▸ **What is needed**
Find the lines containing the word "pospolity" and copy every one of them.

▸ **Record set**
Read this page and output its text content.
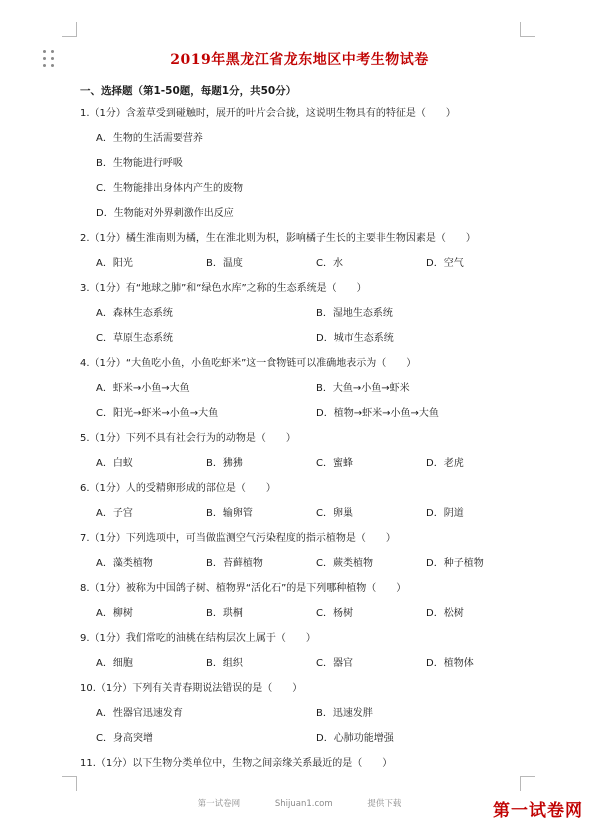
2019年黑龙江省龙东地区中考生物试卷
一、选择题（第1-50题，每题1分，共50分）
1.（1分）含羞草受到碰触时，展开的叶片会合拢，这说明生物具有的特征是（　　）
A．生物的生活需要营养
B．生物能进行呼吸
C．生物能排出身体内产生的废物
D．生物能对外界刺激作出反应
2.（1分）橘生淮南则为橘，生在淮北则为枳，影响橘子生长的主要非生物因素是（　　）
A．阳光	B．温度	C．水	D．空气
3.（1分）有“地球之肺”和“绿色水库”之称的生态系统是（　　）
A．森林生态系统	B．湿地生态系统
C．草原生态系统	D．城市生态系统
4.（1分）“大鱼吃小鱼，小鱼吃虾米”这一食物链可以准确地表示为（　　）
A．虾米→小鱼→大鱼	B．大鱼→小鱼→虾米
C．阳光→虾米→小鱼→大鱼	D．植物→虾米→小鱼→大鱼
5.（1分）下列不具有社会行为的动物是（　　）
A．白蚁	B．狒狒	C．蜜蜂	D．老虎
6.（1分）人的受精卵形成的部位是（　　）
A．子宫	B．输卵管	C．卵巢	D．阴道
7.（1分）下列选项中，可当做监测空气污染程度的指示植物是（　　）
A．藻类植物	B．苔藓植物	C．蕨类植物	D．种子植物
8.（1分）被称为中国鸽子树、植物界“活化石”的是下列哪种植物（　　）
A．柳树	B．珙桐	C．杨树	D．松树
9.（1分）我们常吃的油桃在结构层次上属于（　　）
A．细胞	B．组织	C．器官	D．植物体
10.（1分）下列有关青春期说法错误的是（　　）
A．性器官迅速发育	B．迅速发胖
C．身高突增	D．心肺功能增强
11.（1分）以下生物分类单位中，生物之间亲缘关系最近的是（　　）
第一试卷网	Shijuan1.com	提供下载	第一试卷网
==
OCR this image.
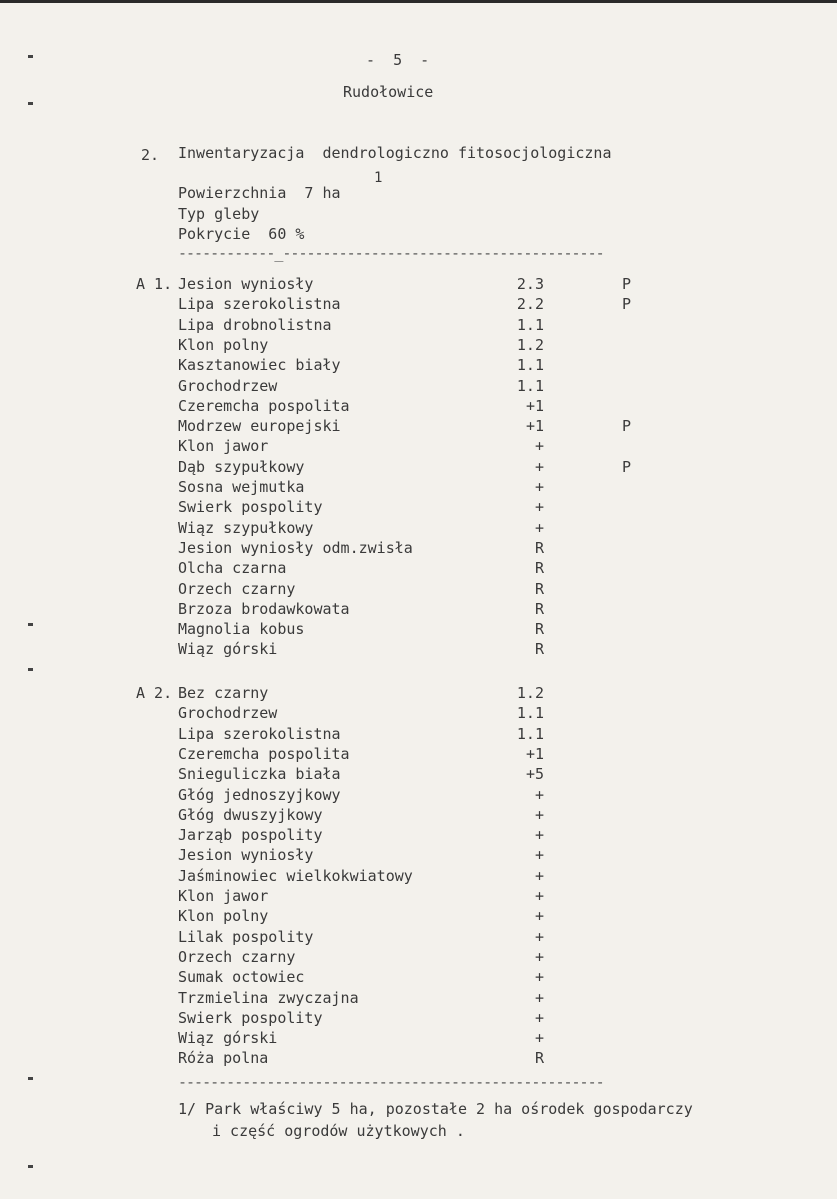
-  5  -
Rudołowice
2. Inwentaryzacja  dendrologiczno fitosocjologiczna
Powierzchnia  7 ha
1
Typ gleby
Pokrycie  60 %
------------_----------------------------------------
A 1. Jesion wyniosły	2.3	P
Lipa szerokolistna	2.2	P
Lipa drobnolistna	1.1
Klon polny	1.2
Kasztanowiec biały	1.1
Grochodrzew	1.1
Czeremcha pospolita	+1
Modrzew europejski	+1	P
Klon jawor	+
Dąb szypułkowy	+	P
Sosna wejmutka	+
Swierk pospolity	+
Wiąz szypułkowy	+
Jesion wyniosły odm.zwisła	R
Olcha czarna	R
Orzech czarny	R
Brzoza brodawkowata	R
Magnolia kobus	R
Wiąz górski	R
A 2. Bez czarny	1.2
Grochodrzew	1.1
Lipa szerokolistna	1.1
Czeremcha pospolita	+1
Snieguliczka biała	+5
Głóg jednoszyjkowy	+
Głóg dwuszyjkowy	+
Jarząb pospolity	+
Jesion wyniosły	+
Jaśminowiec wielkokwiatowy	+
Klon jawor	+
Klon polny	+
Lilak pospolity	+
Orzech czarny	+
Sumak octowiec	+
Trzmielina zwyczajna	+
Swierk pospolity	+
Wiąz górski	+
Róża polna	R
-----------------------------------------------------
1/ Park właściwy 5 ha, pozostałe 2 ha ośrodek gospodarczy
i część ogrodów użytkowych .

▸ **The result**
Swierk pospolity	+
Jarząb pospolity	+
Lilak pospolity	+
Swierk pospolity	+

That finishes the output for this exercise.